Task prompt —
Reproduce the listing word for word, leaving every picture behind.
>> BEGIN Given data
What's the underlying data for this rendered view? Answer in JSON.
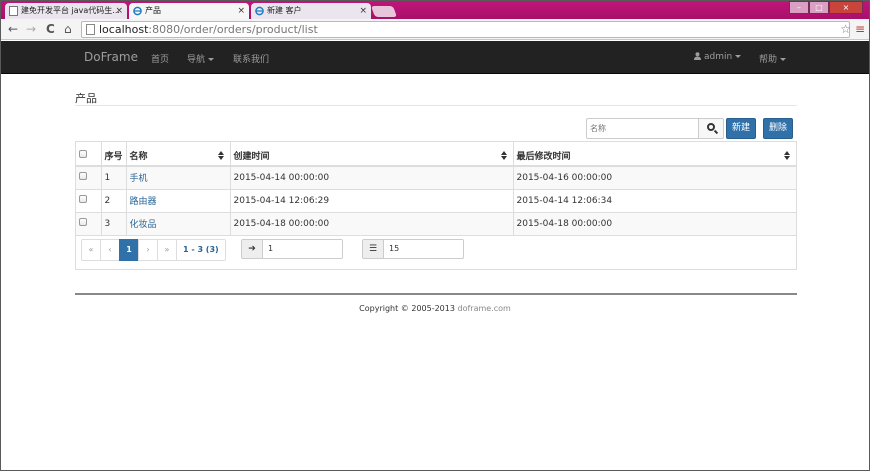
{
  "browser": {
    "tabs": [
      {
        "title": "建免开发平台 java代码生...",
        "close": "×"
      },
      {
        "title": "产品",
        "close": "×"
      },
      {
        "title": "新建 客户",
        "close": "×"
      }
    ],
    "window_controls": [
      "–",
      "□",
      "×"
    ],
    "back": "←",
    "forward": "→",
    "reload": "C",
    "home": "⌂",
    "url_host": "localhost",
    "url_path": ":8080/order/orders/product/list",
    "star": "☆",
    "menu": "≡"
  },
  "navbar": {
    "brand": "DoFrame",
    "links": [
      "首页",
      "导航",
      "联系我们"
    ],
    "user": "admin",
    "help": "帮助"
  },
  "page": {
    "title": "产品"
  },
  "search": {
    "placeholder": "名称"
  },
  "actions": {
    "new_label": "新建",
    "delete_label": "删除"
  },
  "table": {
    "columns": [
      "序号",
      "名称",
      "创建时间",
      "最后修改时间"
    ],
    "rows": [
      {
        "index": "1",
        "name": "手机",
        "created": "2015-04-14 00:00:00",
        "modified": "2015-04-16 00:00:00"
      },
      {
        "index": "2",
        "name": "路由器",
        "created": "2015-04-14 12:06:29",
        "modified": "2015-04-14 12:06:34"
      },
      {
        "index": "3",
        "name": "化妆品",
        "created": "2015-04-18 00:00:00",
        "modified": "2015-04-18 00:00:00"
      }
    ]
  },
  "pagination": {
    "first": "«",
    "prev": "‹",
    "current": "1",
    "next": "›",
    "last": "»",
    "info": "1 - 3 (3)",
    "goto_icon": "➔",
    "goto_value": "1",
    "size_icon": "☰",
    "page_size": "15"
  },
  "footer": {
    "text": "Copyright © 2005-2013 ",
    "site": "doframe.com"
  },
  "colors": {
    "titlebar": "#b0136f",
    "navbar": "#222222",
    "primary": "#3071a9",
    "link": "#2a6496"
  }
}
>> END Given data
Complete answer —
What's the underlying data for this rendered view? Answer in JSON.
{
  "browser": {
    "tabs": [
      {
        "title": "建免开发平台 java代码生...",
        "close": "×"
      },
      {
        "title": "产品",
        "close": "×"
      },
      {
        "title": "新建 客户",
        "close": "×"
      }
    ],
    "window_controls": [
      "–",
      "□",
      "×"
    ],
    "back": "←",
    "forward": "→",
    "reload": "C",
    "home": "⌂",
    "url_host": "localhost",
    "url_path": ":8080/order/orders/product/list",
    "star": "☆",
    "menu": "≡"
  },
  "navbar": {
    "brand": "DoFrame",
    "links": [
      "首页",
      "导航",
      "联系我们"
    ],
    "user": "admin",
    "help": "帮助"
  },
  "page": {
    "title": "产品"
  },
  "search": {
    "placeholder": "名称"
  },
  "actions": {
    "new_label": "新建",
    "delete_label": "删除"
  },
  "table": {
    "columns": [
      "序号",
      "名称",
      "创建时间",
      "最后修改时间"
    ],
    "rows": [
      {
        "index": "1",
        "name": "手机",
        "created": "2015-04-14 00:00:00",
        "modified": "2015-04-16 00:00:00"
      },
      {
        "index": "2",
        "name": "路由器",
        "created": "2015-04-14 12:06:29",
        "modified": "2015-04-14 12:06:34"
      },
      {
        "index": "3",
        "name": "化妆品",
        "created": "2015-04-18 00:00:00",
        "modified": "2015-04-18 00:00:00"
      }
    ]
  },
  "pagination": {
    "first": "«",
    "prev": "‹",
    "current": "1",
    "next": "›",
    "last": "»",
    "info": "1 - 3 (3)",
    "goto_icon": "➔",
    "goto_value": "1",
    "size_icon": "☰",
    "page_size": "15"
  },
  "footer": {
    "text": "Copyright © 2005-2013 ",
    "site": "doframe.com"
  },
  "colors": {
    "titlebar": "#b0136f",
    "navbar": "#222222",
    "primary": "#3071a9",
    "link": "#2a6496"
  }
}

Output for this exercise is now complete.